>> Start EXTRACTED MATERIAL
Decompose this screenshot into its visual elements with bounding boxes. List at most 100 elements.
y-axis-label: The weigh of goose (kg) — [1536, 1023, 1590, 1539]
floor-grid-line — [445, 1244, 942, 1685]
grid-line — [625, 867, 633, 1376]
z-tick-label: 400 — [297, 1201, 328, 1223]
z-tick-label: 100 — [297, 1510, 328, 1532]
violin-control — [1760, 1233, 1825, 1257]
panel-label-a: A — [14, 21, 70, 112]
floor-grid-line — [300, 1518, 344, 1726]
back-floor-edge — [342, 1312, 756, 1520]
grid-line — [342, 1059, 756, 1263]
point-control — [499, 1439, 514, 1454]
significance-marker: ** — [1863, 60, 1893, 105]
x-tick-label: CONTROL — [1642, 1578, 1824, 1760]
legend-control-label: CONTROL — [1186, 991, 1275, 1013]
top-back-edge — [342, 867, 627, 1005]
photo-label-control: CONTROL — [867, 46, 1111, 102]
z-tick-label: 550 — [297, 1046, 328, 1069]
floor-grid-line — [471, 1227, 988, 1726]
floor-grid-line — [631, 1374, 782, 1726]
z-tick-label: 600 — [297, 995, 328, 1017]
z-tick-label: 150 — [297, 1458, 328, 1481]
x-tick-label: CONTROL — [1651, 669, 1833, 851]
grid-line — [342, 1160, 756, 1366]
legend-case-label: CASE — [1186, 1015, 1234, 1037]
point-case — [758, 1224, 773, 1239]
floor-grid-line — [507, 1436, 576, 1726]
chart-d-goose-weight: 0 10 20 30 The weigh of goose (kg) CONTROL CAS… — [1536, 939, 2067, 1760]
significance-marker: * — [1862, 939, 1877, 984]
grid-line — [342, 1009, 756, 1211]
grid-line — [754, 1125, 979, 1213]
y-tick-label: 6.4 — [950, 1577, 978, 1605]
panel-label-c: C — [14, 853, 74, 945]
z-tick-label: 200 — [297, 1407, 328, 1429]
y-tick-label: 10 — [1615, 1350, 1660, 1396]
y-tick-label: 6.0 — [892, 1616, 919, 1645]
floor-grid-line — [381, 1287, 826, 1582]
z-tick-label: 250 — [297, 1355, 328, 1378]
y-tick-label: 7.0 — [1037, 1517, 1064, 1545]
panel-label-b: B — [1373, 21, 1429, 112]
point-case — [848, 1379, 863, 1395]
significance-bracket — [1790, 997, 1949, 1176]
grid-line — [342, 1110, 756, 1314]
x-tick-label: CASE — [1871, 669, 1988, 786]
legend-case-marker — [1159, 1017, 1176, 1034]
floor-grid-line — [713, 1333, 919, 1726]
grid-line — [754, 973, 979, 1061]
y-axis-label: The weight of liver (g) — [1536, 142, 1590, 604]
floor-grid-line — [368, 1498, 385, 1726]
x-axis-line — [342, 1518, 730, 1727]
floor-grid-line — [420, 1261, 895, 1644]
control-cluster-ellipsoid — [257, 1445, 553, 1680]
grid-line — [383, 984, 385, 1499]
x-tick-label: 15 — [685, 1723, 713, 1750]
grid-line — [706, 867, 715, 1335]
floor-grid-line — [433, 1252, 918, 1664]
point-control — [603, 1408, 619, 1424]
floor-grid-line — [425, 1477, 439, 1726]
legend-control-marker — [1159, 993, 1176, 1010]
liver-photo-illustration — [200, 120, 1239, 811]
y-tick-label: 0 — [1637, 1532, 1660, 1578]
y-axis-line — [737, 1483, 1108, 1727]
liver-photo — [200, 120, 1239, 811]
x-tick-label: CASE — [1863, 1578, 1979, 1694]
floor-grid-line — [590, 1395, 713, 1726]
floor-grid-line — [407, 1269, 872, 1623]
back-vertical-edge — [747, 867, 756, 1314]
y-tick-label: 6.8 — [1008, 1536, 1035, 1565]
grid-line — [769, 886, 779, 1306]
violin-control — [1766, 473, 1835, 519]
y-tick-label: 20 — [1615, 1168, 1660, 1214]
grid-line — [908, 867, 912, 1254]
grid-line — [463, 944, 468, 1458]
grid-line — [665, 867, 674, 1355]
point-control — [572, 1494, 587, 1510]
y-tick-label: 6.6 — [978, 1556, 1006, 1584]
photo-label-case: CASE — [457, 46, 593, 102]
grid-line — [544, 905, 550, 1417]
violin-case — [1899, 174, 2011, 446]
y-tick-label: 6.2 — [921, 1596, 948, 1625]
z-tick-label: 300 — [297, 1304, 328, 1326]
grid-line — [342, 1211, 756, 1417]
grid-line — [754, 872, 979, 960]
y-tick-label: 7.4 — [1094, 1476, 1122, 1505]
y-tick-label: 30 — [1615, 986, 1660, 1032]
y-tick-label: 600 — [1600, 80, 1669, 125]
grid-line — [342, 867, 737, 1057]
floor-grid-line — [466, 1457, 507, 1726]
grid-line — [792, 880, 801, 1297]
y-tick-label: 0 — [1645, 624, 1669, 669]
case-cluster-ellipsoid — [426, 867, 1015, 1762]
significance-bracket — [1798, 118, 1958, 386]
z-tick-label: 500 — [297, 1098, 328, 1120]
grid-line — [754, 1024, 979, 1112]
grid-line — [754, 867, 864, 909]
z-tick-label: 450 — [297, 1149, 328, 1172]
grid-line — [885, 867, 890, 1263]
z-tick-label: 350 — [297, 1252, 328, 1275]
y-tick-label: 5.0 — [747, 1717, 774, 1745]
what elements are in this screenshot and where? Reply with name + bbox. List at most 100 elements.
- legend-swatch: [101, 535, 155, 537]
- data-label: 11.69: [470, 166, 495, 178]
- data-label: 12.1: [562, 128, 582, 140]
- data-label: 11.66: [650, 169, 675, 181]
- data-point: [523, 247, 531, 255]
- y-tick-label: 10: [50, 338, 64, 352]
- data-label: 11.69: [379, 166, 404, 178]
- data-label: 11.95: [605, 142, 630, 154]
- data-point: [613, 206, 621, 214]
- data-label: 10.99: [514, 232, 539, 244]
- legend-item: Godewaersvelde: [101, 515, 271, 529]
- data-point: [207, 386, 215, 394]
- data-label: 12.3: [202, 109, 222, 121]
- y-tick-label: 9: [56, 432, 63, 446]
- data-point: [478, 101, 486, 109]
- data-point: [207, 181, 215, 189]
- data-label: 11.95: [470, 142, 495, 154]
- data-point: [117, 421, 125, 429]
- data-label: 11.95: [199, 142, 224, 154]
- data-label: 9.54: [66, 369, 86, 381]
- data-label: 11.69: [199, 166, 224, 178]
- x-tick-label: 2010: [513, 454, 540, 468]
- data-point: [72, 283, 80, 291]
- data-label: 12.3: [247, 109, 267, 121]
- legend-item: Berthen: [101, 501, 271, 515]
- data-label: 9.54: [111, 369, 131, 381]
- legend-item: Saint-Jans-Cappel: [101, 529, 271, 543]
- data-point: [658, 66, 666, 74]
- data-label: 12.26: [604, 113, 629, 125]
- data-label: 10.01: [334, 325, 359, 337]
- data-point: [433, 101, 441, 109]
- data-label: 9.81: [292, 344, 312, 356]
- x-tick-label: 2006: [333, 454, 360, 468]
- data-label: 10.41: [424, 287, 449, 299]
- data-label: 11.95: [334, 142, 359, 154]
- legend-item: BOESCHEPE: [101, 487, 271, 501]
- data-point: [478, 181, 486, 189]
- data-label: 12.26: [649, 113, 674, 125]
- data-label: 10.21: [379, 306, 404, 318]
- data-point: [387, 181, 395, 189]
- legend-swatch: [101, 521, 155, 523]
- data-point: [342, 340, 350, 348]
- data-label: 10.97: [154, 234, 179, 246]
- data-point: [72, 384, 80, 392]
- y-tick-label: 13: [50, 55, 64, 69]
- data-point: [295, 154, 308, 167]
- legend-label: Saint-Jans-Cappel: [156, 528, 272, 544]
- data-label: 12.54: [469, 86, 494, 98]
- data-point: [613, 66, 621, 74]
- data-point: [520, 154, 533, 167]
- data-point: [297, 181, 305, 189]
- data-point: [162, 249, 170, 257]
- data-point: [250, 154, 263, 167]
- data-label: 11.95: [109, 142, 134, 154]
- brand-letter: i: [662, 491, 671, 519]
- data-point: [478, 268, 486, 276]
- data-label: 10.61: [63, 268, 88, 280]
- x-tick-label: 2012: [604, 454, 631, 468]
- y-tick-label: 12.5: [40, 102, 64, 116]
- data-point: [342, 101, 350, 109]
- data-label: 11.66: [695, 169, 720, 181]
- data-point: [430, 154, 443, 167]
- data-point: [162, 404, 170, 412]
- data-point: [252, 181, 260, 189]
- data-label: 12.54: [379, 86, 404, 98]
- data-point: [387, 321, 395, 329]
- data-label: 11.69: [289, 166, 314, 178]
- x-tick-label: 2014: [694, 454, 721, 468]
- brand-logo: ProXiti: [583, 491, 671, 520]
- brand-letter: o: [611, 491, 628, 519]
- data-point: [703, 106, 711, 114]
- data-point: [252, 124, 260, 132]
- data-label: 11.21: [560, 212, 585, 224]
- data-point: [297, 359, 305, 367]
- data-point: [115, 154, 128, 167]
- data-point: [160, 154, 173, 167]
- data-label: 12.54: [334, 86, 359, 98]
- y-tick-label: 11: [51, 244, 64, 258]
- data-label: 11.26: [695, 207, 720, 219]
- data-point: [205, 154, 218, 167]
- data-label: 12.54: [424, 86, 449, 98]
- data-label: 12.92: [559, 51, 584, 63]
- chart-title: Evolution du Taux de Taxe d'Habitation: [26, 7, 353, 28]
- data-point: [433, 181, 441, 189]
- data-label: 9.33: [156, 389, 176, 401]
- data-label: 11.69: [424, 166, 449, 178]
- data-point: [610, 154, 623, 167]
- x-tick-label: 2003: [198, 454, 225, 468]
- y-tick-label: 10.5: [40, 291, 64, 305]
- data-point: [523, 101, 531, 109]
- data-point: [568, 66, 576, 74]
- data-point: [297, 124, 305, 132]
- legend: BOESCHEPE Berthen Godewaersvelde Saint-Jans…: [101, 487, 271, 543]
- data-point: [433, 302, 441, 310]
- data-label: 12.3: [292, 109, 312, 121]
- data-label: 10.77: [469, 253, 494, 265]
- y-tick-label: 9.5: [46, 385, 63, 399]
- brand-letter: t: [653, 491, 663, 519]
>> End EXTRACTED MATERIAL
WHAT YOU SHOULD DO. Convert everything from the start of the records down to and including the line containing "y-tick-label: 6.0 — [892, 1616, 919, 1645]" into a Markdown table with the columns Row and Line. Give each line its row number and leave out any blank lines.

RESULT.
| Row | Line |
|---|---|
| 1 | Decompose this screenshot into its visual elements with bounding boxes. List at most 100 elements. |
| 2 | y-axis-label: The weigh of goose (kg) — [1536, 1023, 1590, 1539] |
| 3 | floor-grid-line — [445, 1244, 942, 1685] |
| 4 | grid-line — [625, 867, 633, 1376] |
| 5 | z-tick-label: 400 — [297, 1201, 328, 1223] |
| 6 | z-tick-label: 100 — [297, 1510, 328, 1532] |
| 7 | violin-control — [1760, 1233, 1825, 1257] |
| 8 | panel-label-a: A — [14, 21, 70, 112] |
| 9 | floor-grid-line — [300, 1518, 344, 1726] |
| 10 | back-floor-edge — [342, 1312, 756, 1520] |
| 11 | grid-line — [342, 1059, 756, 1263] |
| 12 | point-control — [499, 1439, 514, 1454] |
| 13 | significance-marker: ** — [1863, 60, 1893, 105] |
| 14 | x-tick-label: CONTROL — [1642, 1578, 1824, 1760] |
| 15 | legend-control-label: CONTROL — [1186, 991, 1275, 1013] |
| 16 | top-back-edge — [342, 867, 627, 1005] |
| 17 | photo-label-control: CONTROL — [867, 46, 1111, 102] |
| 18 | z-tick-label: 550 — [297, 1046, 328, 1069] |
| 19 | floor-grid-line — [471, 1227, 988, 1726] |
| 20 | floor-grid-line — [631, 1374, 782, 1726] |
| 21 | z-tick-label: 600 — [297, 995, 328, 1017] |
| 22 | z-tick-label: 150 — [297, 1458, 328, 1481] |
| 23 | x-tick-label: CONTROL — [1651, 669, 1833, 851] |
| 24 | grid-line — [342, 1160, 756, 1366] |
| 25 | legend-case-label: CASE — [1186, 1015, 1234, 1037] |
| 26 | point-case — [758, 1224, 773, 1239] |
| 27 | floor-grid-line — [507, 1436, 576, 1726] |
| 28 | chart-d-goose-weight: 0 10 20 30 The weigh of goose (kg) CONTROL CAS… — [1536, 939, 2067, 1760] |
| 29 | significance-marker: * — [1862, 939, 1877, 984] |
| 30 | grid-line — [342, 1009, 756, 1211] |
| 31 | grid-line — [754, 1125, 979, 1213] |
| 32 | y-tick-label: 6.4 — [950, 1577, 978, 1605] |
| 33 | panel-label-c: C — [14, 853, 74, 945] |
| 34 | z-tick-label: 200 — [297, 1407, 328, 1429] |
| 35 | y-tick-label: 10 — [1615, 1350, 1660, 1396] |
| 36 | y-tick-label: 6.0 — [892, 1616, 919, 1645] |